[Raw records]
------------------------------------------------------------
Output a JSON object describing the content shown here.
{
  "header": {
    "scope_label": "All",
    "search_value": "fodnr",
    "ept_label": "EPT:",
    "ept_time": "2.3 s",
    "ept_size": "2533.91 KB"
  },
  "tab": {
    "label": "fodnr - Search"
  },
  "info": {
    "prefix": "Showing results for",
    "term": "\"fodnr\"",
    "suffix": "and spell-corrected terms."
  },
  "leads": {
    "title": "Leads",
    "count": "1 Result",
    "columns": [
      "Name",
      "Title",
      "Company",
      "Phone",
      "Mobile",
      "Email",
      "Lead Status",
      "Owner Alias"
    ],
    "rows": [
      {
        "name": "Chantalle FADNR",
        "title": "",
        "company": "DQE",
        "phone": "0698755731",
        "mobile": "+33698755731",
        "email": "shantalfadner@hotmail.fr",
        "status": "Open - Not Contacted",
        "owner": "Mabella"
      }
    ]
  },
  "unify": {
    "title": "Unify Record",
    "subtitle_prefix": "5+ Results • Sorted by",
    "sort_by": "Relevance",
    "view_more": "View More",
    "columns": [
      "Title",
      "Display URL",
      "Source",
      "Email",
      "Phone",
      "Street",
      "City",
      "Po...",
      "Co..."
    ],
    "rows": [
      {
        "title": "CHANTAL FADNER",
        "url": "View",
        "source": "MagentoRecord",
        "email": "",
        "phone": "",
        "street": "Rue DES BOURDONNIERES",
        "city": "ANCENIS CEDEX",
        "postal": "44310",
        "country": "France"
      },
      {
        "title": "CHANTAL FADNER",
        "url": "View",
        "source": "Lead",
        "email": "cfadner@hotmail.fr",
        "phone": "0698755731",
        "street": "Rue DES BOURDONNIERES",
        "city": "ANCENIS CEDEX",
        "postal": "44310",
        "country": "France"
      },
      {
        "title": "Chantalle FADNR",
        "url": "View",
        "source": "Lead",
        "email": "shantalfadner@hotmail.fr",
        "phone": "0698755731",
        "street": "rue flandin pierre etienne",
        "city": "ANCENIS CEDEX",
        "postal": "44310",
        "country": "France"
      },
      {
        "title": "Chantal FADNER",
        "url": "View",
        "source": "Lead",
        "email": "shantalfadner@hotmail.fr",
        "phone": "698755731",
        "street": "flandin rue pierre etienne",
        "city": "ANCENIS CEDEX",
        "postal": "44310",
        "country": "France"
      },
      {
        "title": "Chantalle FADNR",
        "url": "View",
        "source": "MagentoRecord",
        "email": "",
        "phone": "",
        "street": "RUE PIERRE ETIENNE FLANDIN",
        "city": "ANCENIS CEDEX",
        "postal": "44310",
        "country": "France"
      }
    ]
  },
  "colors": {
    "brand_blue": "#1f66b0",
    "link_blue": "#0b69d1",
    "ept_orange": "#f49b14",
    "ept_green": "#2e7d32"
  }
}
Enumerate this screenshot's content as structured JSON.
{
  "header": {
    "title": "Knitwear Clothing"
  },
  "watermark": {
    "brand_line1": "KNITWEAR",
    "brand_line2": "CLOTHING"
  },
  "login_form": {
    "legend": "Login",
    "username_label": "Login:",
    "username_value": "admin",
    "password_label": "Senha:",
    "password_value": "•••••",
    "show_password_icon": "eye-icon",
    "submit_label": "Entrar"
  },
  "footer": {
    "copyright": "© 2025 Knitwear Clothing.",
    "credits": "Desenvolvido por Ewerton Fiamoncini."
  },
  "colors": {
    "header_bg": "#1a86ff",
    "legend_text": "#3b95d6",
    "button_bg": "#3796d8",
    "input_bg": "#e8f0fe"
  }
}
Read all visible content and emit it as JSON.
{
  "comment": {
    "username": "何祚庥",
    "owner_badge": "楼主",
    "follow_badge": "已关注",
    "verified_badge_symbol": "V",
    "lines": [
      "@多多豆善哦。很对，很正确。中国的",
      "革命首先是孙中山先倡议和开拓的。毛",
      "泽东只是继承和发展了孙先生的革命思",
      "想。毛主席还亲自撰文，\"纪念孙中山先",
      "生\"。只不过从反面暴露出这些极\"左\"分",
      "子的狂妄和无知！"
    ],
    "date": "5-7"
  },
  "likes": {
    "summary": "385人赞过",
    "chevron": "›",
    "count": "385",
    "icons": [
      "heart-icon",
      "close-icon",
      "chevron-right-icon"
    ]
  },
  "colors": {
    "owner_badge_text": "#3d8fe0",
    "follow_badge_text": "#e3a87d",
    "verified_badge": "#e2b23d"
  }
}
------------------------------------------------------------
> [PROBLEM TO WORK ON]:
Give back exactly the lines running from the line containing "Read all visible content and emit it as JSON." through the end of the material above, both included, and nothing beyond them.

> [OUTPUT FOR THIS EXERCISE]:
Read all visible content and emit it as JSON.
{
  "comment": {
    "username": "何祚庥",
    "owner_badge": "楼主",
    "follow_badge": "已关注",
    "verified_badge_symbol": "V",
    "lines": [
      "@多多豆善哦。很对，很正确。中国的",
      "革命首先是孙中山先倡议和开拓的。毛",
      "泽东只是继承和发展了孙先生的革命思",
      "想。毛主席还亲自撰文，\"纪念孙中山先",
      "生\"。只不过从反面暴露出这些极\"左\"分",
      "子的狂妄和无知！"
    ],
    "date": "5-7"
  },
  "likes": {
    "summary": "385人赞过",
    "chevron": "›",
    "count": "385",
    "icons": [
      "heart-icon",
      "close-icon",
      "chevron-right-icon"
    ]
  },
  "colors": {
    "owner_badge_text": "#3d8fe0",
    "follow_badge_text": "#e3a87d",
    "verified_badge": "#e2b23d"
  }
}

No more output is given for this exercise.